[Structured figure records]
— START —

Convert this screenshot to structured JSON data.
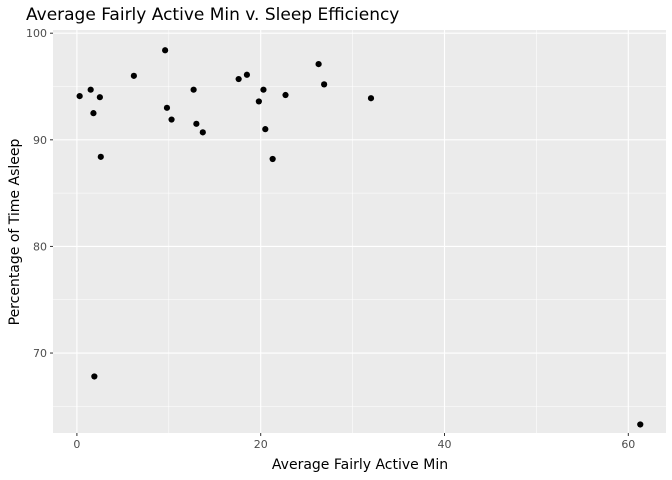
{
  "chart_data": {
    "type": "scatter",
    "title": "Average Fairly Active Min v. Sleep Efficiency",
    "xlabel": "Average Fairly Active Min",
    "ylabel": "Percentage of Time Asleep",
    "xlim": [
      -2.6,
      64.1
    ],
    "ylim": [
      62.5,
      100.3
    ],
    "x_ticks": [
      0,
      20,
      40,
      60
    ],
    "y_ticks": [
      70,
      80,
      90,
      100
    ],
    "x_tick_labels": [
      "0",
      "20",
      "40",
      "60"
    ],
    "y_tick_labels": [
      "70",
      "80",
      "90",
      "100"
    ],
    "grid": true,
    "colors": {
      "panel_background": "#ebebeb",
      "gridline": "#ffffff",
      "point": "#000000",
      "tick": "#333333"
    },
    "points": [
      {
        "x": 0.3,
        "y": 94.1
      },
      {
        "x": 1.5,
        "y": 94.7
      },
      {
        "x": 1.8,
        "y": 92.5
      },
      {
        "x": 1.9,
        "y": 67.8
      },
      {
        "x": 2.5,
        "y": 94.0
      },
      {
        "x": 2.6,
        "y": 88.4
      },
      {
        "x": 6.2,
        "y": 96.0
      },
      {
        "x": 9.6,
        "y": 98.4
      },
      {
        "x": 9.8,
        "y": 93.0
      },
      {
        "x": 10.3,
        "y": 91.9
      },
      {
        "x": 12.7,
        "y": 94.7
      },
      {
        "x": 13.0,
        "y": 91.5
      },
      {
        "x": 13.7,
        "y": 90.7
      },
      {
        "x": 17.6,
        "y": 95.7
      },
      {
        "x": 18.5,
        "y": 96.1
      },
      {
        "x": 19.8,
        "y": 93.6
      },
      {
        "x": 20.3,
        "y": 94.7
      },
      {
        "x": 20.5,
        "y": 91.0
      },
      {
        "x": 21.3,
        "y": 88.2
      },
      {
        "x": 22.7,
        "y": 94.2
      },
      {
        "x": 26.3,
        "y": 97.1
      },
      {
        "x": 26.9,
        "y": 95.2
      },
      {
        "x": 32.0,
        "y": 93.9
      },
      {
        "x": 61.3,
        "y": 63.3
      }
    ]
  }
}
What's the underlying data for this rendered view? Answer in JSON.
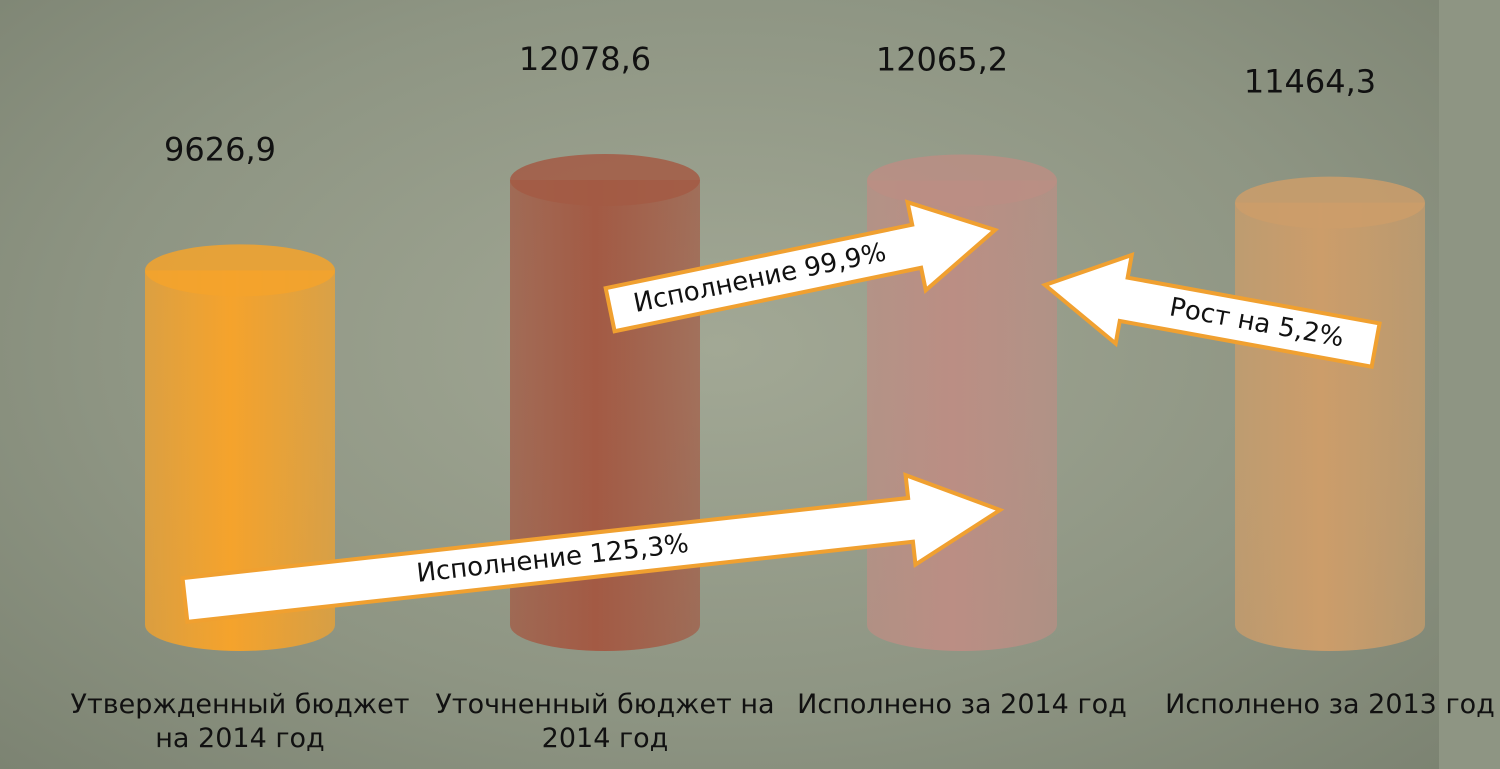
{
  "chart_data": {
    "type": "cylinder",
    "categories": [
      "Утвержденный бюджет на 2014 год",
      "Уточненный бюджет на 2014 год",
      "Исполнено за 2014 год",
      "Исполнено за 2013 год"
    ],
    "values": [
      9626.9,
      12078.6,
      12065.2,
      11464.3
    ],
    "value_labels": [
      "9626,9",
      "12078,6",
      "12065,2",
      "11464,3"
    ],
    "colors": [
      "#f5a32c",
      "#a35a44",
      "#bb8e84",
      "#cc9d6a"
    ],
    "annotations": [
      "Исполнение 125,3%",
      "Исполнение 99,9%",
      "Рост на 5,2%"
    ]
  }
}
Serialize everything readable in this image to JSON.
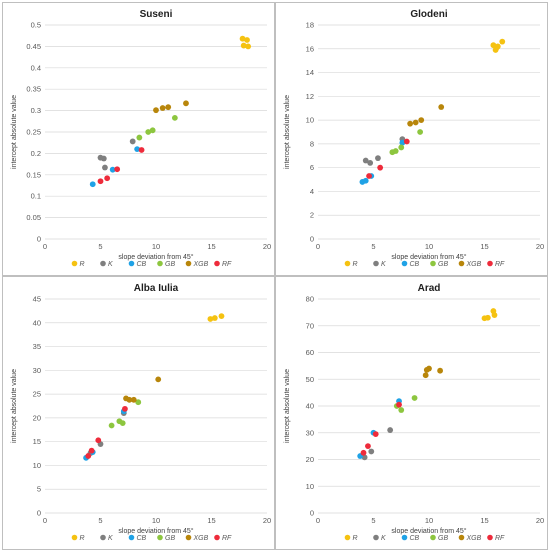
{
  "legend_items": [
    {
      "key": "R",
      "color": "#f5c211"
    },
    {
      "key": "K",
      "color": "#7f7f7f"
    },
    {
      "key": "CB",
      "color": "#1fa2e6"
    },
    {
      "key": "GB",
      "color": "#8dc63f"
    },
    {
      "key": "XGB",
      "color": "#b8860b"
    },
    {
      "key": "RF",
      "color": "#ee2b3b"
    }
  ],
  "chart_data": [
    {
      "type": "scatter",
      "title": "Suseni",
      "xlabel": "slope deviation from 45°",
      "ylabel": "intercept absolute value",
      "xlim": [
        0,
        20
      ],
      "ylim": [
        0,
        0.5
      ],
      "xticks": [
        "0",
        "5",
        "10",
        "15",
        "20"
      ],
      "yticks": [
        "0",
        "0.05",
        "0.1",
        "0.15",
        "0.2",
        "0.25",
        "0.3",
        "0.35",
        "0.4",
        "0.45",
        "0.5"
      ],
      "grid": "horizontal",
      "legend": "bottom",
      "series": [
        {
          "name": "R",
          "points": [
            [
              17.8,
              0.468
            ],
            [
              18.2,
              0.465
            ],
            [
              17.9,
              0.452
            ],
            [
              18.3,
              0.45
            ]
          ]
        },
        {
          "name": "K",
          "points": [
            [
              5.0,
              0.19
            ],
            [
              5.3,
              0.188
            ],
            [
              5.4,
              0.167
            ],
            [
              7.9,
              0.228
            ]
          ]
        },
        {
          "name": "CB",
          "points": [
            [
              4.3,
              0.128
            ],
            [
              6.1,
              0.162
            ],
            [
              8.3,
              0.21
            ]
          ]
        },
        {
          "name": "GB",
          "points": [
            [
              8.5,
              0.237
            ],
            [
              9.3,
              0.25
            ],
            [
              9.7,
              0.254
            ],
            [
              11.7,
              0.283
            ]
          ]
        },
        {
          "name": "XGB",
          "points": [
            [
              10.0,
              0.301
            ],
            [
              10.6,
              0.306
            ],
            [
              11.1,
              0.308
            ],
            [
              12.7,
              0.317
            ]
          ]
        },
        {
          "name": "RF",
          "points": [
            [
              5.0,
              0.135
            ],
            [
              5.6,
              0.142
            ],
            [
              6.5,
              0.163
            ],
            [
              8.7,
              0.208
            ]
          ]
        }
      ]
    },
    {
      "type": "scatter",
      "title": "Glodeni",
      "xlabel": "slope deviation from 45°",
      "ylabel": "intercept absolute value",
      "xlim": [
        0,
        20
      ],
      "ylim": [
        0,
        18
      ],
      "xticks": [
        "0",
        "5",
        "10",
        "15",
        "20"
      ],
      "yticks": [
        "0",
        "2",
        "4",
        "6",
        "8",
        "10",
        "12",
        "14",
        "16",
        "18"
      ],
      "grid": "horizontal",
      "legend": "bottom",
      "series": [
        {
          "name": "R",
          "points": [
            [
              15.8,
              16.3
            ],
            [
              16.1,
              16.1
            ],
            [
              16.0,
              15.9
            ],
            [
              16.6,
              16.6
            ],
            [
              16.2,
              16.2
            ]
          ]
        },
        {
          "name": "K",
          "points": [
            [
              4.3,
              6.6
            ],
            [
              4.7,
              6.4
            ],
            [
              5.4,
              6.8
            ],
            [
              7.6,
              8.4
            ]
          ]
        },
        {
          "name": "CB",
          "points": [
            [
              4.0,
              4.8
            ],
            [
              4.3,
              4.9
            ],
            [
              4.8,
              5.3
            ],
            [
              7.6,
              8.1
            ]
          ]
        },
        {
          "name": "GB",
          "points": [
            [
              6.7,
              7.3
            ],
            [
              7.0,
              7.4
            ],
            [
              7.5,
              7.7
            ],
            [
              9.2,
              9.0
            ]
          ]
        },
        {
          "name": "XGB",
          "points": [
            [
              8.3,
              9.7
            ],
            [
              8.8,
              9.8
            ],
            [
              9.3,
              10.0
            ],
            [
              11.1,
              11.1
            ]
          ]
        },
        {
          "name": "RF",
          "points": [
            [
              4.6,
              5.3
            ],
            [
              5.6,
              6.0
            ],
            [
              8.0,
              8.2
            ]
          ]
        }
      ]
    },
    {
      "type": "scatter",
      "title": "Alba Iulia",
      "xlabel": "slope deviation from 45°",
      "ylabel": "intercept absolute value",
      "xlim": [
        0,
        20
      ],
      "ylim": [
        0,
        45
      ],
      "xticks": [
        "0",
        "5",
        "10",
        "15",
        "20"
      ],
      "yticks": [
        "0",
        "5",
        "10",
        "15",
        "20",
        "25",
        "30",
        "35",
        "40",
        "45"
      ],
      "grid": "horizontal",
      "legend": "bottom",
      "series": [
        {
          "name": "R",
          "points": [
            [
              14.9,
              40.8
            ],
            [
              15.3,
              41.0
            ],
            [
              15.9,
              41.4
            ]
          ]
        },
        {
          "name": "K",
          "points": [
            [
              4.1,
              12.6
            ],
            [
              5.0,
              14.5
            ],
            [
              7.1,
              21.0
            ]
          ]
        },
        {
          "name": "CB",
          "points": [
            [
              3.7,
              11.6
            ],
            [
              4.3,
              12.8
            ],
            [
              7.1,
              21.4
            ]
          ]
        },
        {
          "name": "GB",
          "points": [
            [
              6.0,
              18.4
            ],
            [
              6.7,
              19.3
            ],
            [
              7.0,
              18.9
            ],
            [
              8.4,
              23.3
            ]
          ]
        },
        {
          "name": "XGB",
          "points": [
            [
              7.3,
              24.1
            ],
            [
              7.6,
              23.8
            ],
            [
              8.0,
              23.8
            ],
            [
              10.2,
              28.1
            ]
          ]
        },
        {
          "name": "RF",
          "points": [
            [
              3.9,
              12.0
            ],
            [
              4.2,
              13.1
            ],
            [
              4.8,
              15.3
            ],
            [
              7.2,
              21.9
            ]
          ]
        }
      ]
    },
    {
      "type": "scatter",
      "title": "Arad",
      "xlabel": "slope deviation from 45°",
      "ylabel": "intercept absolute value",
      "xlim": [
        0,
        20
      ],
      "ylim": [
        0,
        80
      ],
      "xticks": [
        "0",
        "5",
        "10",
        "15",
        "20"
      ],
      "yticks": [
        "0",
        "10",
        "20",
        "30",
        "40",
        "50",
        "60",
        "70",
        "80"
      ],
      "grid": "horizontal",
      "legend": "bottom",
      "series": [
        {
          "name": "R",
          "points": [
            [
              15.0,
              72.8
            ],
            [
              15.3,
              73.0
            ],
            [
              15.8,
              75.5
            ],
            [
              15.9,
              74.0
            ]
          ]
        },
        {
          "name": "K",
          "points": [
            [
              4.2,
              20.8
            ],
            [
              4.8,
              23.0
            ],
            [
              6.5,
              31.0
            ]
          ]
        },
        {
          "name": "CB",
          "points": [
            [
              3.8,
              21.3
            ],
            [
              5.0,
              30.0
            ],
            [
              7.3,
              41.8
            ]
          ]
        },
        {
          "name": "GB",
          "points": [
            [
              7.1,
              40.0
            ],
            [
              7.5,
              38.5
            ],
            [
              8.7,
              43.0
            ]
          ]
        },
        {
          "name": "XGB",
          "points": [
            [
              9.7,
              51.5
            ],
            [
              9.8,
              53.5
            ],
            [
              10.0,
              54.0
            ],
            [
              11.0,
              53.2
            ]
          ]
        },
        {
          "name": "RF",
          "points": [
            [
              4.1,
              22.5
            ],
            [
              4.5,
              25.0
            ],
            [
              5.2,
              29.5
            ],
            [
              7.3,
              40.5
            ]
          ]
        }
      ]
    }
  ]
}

— END —

- [What the exercise asks]:
Collect every line with the string "Fairly" from the records, and copy each.

- [Written answer]:
    "title": "Average Fairly Active Min v. Sleep Efficiency",
    "xlabel": "Average Fairly Active Min",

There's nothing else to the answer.